● **Material shown**:
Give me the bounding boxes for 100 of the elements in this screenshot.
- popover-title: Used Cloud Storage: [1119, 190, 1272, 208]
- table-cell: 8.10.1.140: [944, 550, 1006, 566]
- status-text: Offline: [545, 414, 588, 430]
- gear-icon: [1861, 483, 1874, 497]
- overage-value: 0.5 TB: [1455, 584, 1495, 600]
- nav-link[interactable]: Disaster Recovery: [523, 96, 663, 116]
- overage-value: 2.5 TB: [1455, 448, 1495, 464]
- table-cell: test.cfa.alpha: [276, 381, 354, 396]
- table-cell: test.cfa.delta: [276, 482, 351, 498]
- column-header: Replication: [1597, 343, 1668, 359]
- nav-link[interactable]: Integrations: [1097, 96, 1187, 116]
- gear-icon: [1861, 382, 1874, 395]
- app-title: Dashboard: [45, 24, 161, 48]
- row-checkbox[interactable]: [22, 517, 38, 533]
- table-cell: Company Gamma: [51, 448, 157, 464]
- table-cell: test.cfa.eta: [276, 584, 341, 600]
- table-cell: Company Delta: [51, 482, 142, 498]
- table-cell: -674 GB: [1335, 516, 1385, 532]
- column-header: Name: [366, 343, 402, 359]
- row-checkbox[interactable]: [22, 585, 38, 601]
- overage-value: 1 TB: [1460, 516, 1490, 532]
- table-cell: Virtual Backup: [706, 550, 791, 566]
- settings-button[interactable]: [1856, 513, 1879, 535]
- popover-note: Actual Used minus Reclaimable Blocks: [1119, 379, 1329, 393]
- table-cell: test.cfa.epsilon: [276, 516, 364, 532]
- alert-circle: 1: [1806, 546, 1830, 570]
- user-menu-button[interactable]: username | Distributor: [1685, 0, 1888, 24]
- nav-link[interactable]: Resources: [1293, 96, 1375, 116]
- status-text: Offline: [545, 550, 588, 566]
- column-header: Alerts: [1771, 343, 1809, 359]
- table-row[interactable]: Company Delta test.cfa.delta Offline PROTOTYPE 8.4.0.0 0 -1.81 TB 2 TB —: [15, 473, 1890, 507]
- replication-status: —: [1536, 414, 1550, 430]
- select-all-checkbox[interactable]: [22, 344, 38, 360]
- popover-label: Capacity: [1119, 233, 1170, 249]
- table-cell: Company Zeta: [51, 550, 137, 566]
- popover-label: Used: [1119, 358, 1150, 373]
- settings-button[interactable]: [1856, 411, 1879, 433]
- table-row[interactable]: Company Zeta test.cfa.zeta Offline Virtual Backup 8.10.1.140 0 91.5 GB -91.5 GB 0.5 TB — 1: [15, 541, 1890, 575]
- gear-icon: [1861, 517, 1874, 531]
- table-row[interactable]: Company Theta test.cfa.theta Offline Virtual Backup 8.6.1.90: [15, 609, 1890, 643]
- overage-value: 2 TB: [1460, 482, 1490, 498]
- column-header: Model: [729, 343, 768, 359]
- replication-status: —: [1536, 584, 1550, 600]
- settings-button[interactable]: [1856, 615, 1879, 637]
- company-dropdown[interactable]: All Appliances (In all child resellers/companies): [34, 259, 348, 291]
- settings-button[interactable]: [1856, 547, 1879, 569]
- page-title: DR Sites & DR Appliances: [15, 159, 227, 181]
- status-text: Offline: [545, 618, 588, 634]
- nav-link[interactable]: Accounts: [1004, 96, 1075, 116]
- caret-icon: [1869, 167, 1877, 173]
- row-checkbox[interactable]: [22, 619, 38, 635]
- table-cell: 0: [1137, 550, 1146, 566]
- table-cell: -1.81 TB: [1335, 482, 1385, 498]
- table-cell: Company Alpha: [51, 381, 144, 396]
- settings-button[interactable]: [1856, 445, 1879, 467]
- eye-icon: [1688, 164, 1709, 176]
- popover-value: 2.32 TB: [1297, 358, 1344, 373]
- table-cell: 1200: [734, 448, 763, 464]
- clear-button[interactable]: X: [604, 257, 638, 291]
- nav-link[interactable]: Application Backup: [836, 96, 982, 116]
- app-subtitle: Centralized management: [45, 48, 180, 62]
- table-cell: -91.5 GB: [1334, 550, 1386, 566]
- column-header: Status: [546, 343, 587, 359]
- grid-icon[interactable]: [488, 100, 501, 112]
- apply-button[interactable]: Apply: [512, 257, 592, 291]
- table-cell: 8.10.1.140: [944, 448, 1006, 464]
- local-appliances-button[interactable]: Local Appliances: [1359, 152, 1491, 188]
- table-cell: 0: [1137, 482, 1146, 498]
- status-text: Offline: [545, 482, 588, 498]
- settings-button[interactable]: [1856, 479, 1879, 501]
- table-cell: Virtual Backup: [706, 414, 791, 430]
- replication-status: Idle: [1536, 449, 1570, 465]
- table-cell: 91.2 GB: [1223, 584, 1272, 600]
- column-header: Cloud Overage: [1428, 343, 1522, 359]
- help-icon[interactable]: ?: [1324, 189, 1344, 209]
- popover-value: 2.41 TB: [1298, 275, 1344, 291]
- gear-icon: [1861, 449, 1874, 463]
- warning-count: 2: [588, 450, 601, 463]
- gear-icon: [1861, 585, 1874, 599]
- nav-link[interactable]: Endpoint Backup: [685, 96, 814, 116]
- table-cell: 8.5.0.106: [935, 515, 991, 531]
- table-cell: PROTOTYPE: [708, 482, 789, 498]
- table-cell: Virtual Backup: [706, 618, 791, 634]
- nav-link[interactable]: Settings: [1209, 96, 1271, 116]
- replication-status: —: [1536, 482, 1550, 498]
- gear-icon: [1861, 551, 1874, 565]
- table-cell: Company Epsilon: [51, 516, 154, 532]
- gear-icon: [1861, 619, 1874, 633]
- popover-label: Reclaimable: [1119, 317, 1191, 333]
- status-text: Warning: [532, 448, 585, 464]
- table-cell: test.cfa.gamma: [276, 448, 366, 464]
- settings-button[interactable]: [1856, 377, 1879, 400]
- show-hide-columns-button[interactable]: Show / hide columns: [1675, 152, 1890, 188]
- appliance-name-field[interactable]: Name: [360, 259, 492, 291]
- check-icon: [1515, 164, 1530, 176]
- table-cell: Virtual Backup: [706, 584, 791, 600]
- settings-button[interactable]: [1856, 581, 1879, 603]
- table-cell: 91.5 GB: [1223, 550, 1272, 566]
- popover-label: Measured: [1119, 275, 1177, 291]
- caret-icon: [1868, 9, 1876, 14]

● **Exercise**: Extract everything from the beginning of the data down to the line that contains "- overage-value: 0.5", including both ends, and reproduce those lines verbatim.

● **Reply**:
Give me the bounding boxes for 100 of the elements in this screenshot.
- popover-title: Used Cloud Storage: [1119, 190, 1272, 208]
- table-cell: 8.10.1.140: [944, 550, 1006, 566]
- status-text: Offline: [545, 414, 588, 430]
- gear-icon: [1861, 483, 1874, 497]
- overage-value: 0.5 TB: [1455, 584, 1495, 600]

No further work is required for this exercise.